## Task brief:
Give back the records below exactly, every one, with no pictures.

* * *

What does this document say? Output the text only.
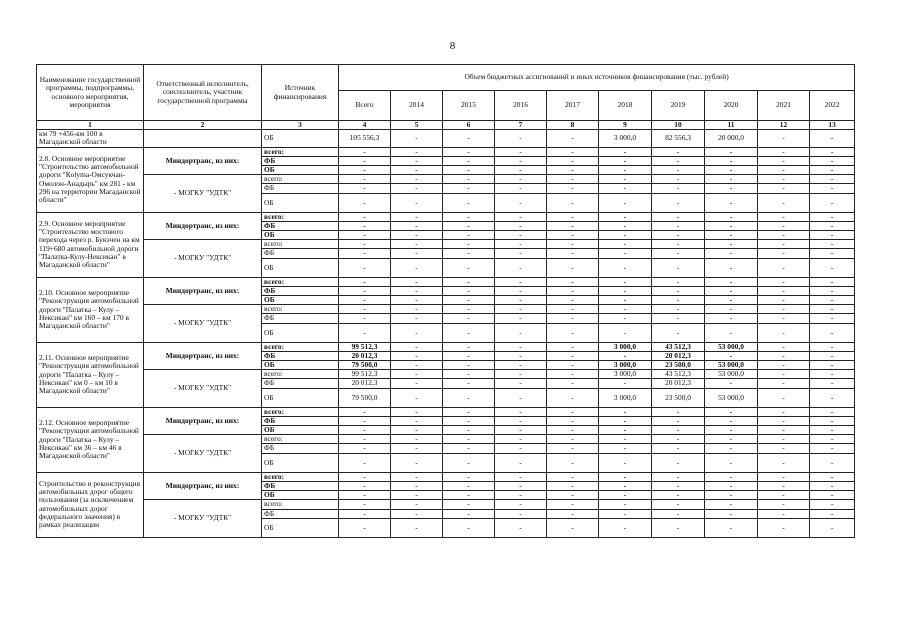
8
Наименование государственной программы, подпрограммы, основного мероприятия, мероприятия	Ответственный исполнитель, соисполнитель, участник государственной программы	Источник финансирования	Объем бюджетных ассигнований и иных источников финансирования (тыс. рублей)									
			Всего	2014	2015	2016	2017	2018	2019	2020	2021	2022
1	2	3	4	5	6	7	8	9	10	11	12	13
км 79 +456-км 100 в Магаданской области		ОБ	105 556,3	-	-	-	-	3 000,0	82 556,3	20 000,0	-	-
2.8. Основное мероприятие "Строительство автомобильной дороги "Кolyma-Омсукчан-Омолон-Анадырь" км 281 - км 296 на территории Магаданской области"	Миндортранс, из них:	всего:	-	-	-	-	-	-	-	-	-	-
		ФБ	-	-	-	-	-	-	-	-	-	-
		ОБ	-	-	-	-	-	-	-	-	-	-
	- МОГКУ "УДТК"	всего:	-	-	-	-	-	-	-	-	-	-
		ФБ	-	-	-	-	-	-	-	-	-	-
		ОБ	-	-	-	-	-	-	-	-	-	-
2.9. Основное мероприятие "Строительство мостового перехода через р. Букэчен на км 119+680 автомобильной дороги "Палатка-Кулу-Нексикан" в Магаданской области"	Миндортранс, из них:	всего:	-	-	-	-	-	-	-	-	-	-
		ФБ	-	-	-	-	-	-	-	-	-	-
		ОБ	-	-	-	-	-	-	-	-	-	-
	- МОГКУ "УДТК"	всего:	-	-	-	-	-	-	-	-	-	-
		ФБ	-	-	-	-	-	-	-	-	-	-
		ОБ	-	-	-	-	-	-	-	-	-	-
2.10. Основное мероприятие "Реконструкция автомобильной дороги "Палатка – Кулу – Нексикан" км 160 – км 170 в Магаданской области"	Миндортранс, из них:	всего:	-	-	-	-	-	-	-	-	-	-
		ФБ	-	-	-	-	-	-	-	-	-	-
		ОБ	-	-	-	-	-	-	-	-	-	-
	- МОГКУ "УДТК"	всего:	-	-	-	-	-	-	-	-	-	-
		ФБ	-	-	-	-	-	-	-	-	-	-
		ОБ	-	-	-	-	-	-	-	-	-	-
2.11. Основное мероприятие "Реконструкция автомобильной дороги "Палатка – Кулу – Нексикан" км 0 – км 10 в Магаданской области"	Миндортранс, из них:	всего:	99 512,3	-	-	-	-	3 000,0	43 512,3	53 000,0	-	-
		ФБ	20 012,3	-	-	-	-	-	20 012,3	-	-	-
		ОБ	79 500,0	-	-	-	-	3 000,0	23 500,0	53 000,0	-	-
	- МОГКУ "УДТК"	всего:	99 512,3	-	-	-	-	3 000,0	43 512,3	53 000,0	-	-
		ФБ	20 012,3	-	-	-	-	-	20 012,3	-	-	-
		ОБ	79 500,0	-	-	-	-	3 000,0	23 500,0	53 000,0	-	-
2.12. Основное мероприятие "Реконструкция автомобильной дороги "Палатка – Кулу – Нексикан" км 36 – км 46 в Магаданской области"	Миндортранс, из них:	всего:	-	-	-	-	-	-	-	-	-	-
		ФБ	-	-	-	-	-	-	-	-	-	-
		ОБ	-	-	-	-	-	-	-	-	-	-
	- МОГКУ "УДТК"	всего:	-	-	-	-	-	-	-	-	-	-
		ФБ	-	-	-	-	-	-	-	-	-	-
		ОБ	-	-	-	-	-	-	-	-	-	-
Строительство и реконструкция автомобильных дорог общего пользования (за исключением автомобильных дорог федерального значения) в рамках реализации	Миндортранс, из них:	всего:	-	-	-	-	-	-	-	-	-	-
		ФБ	-	-	-	-	-	-	-	-	-	-
		ОБ	-	-	-	-	-	-	-	-	-	-
	- МОГКУ "УДТК"	всего:	-	-	-	-	-	-	-	-	-	-
		ФБ	-	-	-	-	-	-	-	-	-	-
		ОБ	-	-	-	-	-	-	-	-	-	-
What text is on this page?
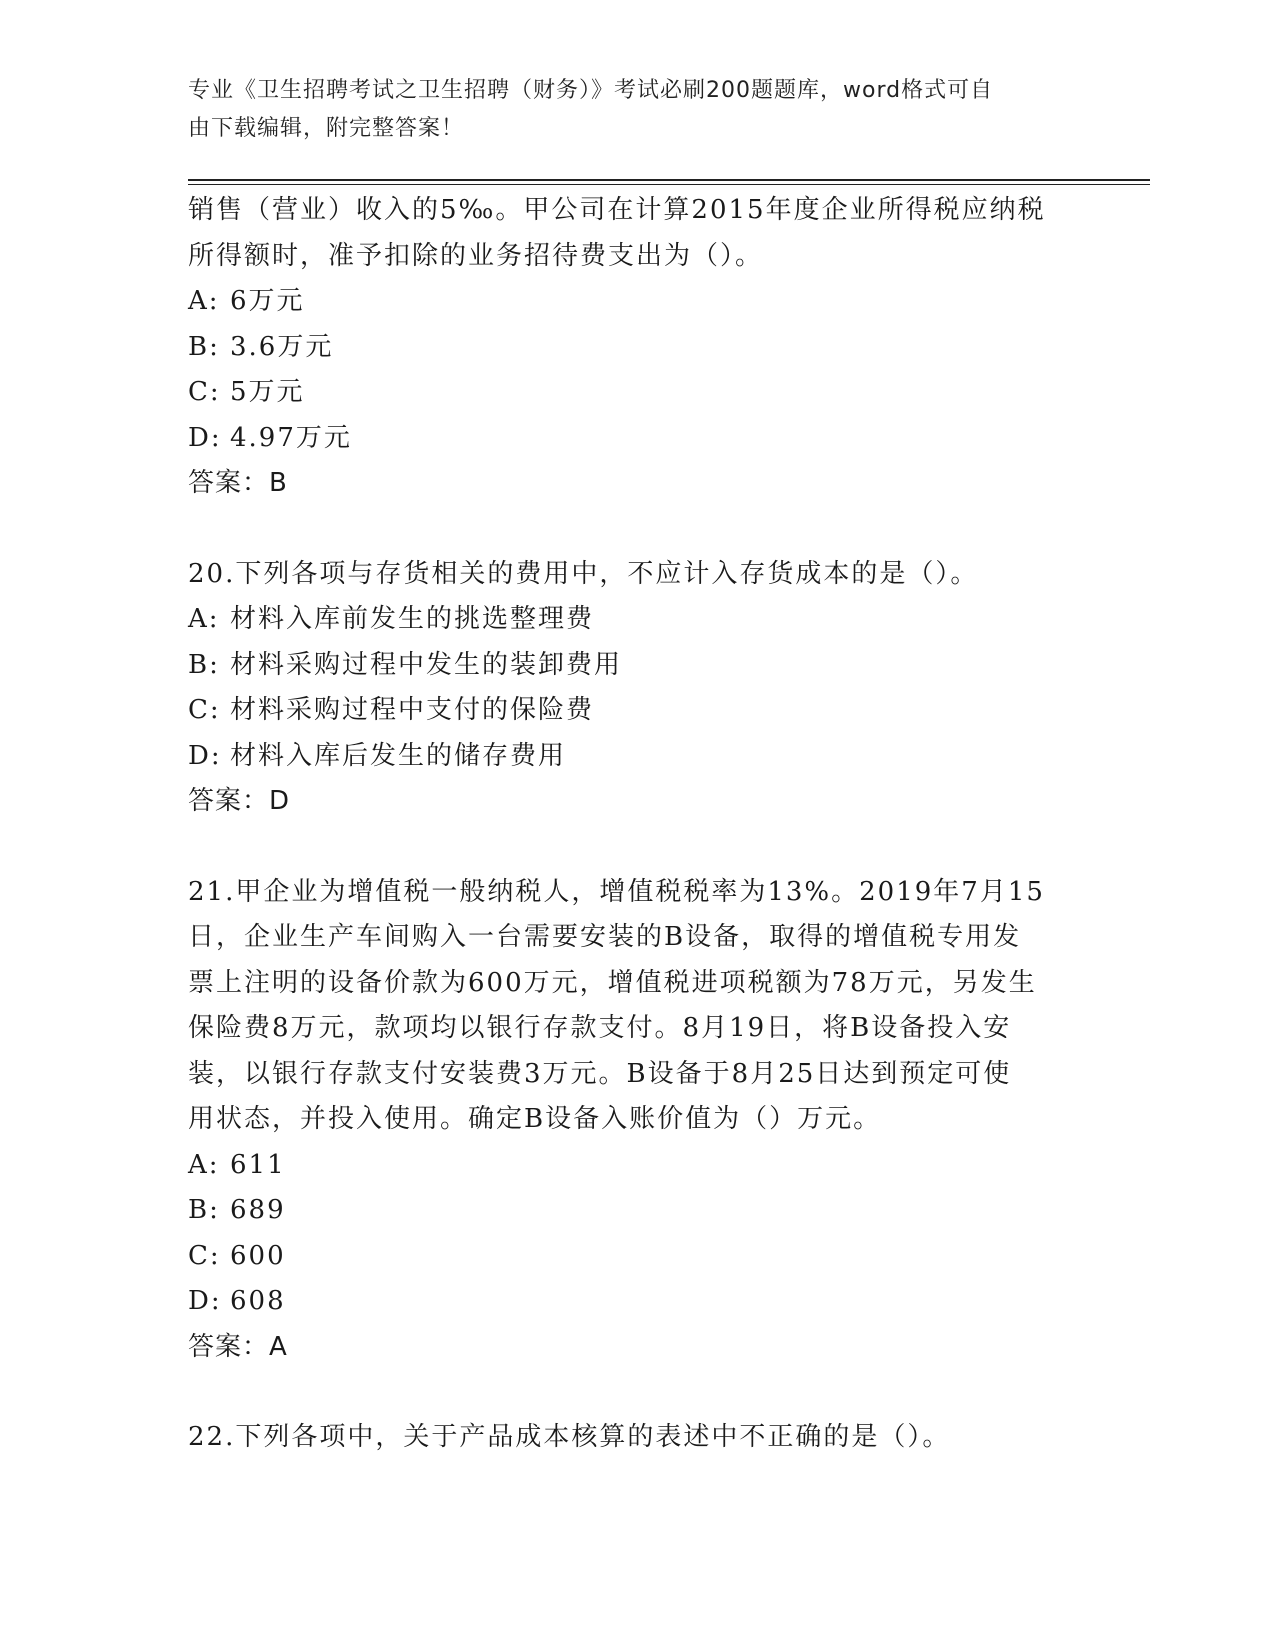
专业《卫生招聘考试之卫生招聘（财务）》考试必刷200题题库，word格式可自
由下载编辑，附完整答案！

销售（营业）收入的5‰。甲公司在计算2015年度企业所得税应纳税

所得额时，准予扣除的业务招待费支出为（）。

A: 6万元

B: 3.6万元

C: 5万元

D: 4.97万元

答案：B

20.下列各项与存货相关的费用中，不应计入存货成本的是（）。

A: 材料入库前发生的挑选整理费

B: 材料采购过程中发生的装卸费用

C: 材料采购过程中支付的保险费

D: 材料入库后发生的储存费用

答案：D

21.甲企业为增值税一般纳税人，增值税税率为13%。2019年7月15

日，企业生产车间购入一台需要安装的B设备，取得的增值税专用发

票上注明的设备价款为600万元，增值税进项税额为78万元，另发生

保险费8万元，款项均以银行存款支付。8月19日，将B设备投入安

装，以银行存款支付安装费3万元。B设备于8月25日达到预定可使

用状态，并投入使用。确定B设备入账价值为（）万元。

A: 611

B: 689

C: 600

D: 608

答案：A

22.下列各项中，关于产品成本核算的表述中不正确的是（）。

* * *

## Task answer:
What does this document say? Output the text only.
8
Наименование государственной программы, подпрограммы, основного мероприятия, мероприятия	Ответственный исполнитель, соисполнитель, участник государственной программы	Источник финансирования	Объем бюджетных ассигнований и иных источников финансирования (тыс. рублей)									
			Всего	2014	2015	2016	2017	2018	2019	2020	2021	2022
1	2	3	4	5	6	7	8	9	10	11	12	13
км 79 +456-км 100 в Магаданской области		ОБ	105 556,3	-	-	-	-	3 000,0	82 556,3	20 000,0	-	-
2.8. Основное мероприятие "Строительство автомобильной дороги "Кolyma-Омсукчан-Омолон-Анадырь" км 281 - км 296 на территории Магаданской области"	Миндортранс, из них:	всего:	-	-	-	-	-	-	-	-	-	-
		ФБ	-	-	-	-	-	-	-	-	-	-
		ОБ	-	-	-	-	-	-	-	-	-	-
	- МОГКУ "УДТК"	всего:	-	-	-	-	-	-	-	-	-	-
		ФБ	-	-	-	-	-	-	-	-	-	-
		ОБ	-	-	-	-	-	-	-	-	-	-
2.9. Основное мероприятие "Строительство мостового перехода через р. Букэчен на км 119+680 автомобильной дороги "Палатка-Кулу-Нексикан" в Магаданской области"	Миндортранс, из них:	всего:	-	-	-	-	-	-	-	-	-	-
		ФБ	-	-	-	-	-	-	-	-	-	-
		ОБ	-	-	-	-	-	-	-	-	-	-
	- МОГКУ "УДТК"	всего:	-	-	-	-	-	-	-	-	-	-
		ФБ	-	-	-	-	-	-	-	-	-	-
		ОБ	-	-	-	-	-	-	-	-	-	-
2.10. Основное мероприятие "Реконструкция автомобильной дороги "Палатка – Кулу – Нексикан" км 160 – км 170 в Магаданской области"	Миндортранс, из них:	всего:	-	-	-	-	-	-	-	-	-	-
		ФБ	-	-	-	-	-	-	-	-	-	-
		ОБ	-	-	-	-	-	-	-	-	-	-
	- МОГКУ "УДТК"	всего:	-	-	-	-	-	-	-	-	-	-
		ФБ	-	-	-	-	-	-	-	-	-	-
		ОБ	-	-	-	-	-	-	-	-	-	-
2.11. Основное мероприятие "Реконструкция автомобильной дороги "Палатка – Кулу – Нексикан" км 0 – км 10 в Магаданской области"	Миндортранс, из них:	всего:	99 512,3	-	-	-	-	3 000,0	43 512,3	53 000,0	-	-
		ФБ	20 012,3	-	-	-	-	-	20 012,3	-	-	-
		ОБ	79 500,0	-	-	-	-	3 000,0	23 500,0	53 000,0	-	-
	- МОГКУ "УДТК"	всего:	99 512,3	-	-	-	-	3 000,0	43 512,3	53 000,0	-	-
		ФБ	20 012,3	-	-	-	-	-	20 012,3	-	-	-
		ОБ	79 500,0	-	-	-	-	3 000,0	23 500,0	53 000,0	-	-
2.12. Основное мероприятие "Реконструкция автомобильной дороги "Палатка – Кулу – Нексикан" км 36 – км 46 в Магаданской области"	Миндортранс, из них:	всего:	-	-	-	-	-	-	-	-	-	-
		ФБ	-	-	-	-	-	-	-	-	-	-
		ОБ	-	-	-	-	-	-	-	-	-	-
	- МОГКУ "УДТК"	всего:	-	-	-	-	-	-	-	-	-	-
		ФБ	-	-	-	-	-	-	-	-	-	-
		ОБ	-	-	-	-	-	-	-	-	-	-
Строительство и реконструкция автомобильных дорог общего пользования (за исключением автомобильных дорог федерального значения) в рамках реализации	Миндортранс, из них:	всего:	-	-	-	-	-	-	-	-	-	-
		ФБ	-	-	-	-	-	-	-	-	-	-
		ОБ	-	-	-	-	-	-	-	-	-	-
	- МОГКУ "УДТК"	всего:	-	-	-	-	-	-	-	-	-	-
		ФБ	-	-	-	-	-	-	-	-	-	-
		ОБ	-	-	-	-	-	-	-	-	-	-
What text is on this page?
专业《卫生招聘考试之卫生招聘（财务）》考试必刷200题题库，word格式可自
由下载编辑，附完整答案！

销售（营业）收入的5‰。甲公司在计算2015年度企业所得税应纳税

所得额时，准予扣除的业务招待费支出为（）。

A: 6万元

B: 3.6万元

C: 5万元

D: 4.97万元

答案：B

20.下列各项与存货相关的费用中，不应计入存货成本的是（）。

A: 材料入库前发生的挑选整理费

B: 材料采购过程中发生的装卸费用

C: 材料采购过程中支付的保险费

D: 材料入库后发生的储存费用

答案：D

21.甲企业为增值税一般纳税人，增值税税率为13%。2019年7月15

日，企业生产车间购入一台需要安装的B设备，取得的增值税专用发

票上注明的设备价款为600万元，增值税进项税额为78万元，另发生

保险费8万元，款项均以银行存款支付。8月19日，将B设备投入安

装，以银行存款支付安装费3万元。B设备于8月25日达到预定可使

用状态，并投入使用。确定B设备入账价值为（）万元。

A: 611

B: 689

C: 600

D: 608

答案：A

22.下列各项中，关于产品成本核算的表述中不正确的是（）。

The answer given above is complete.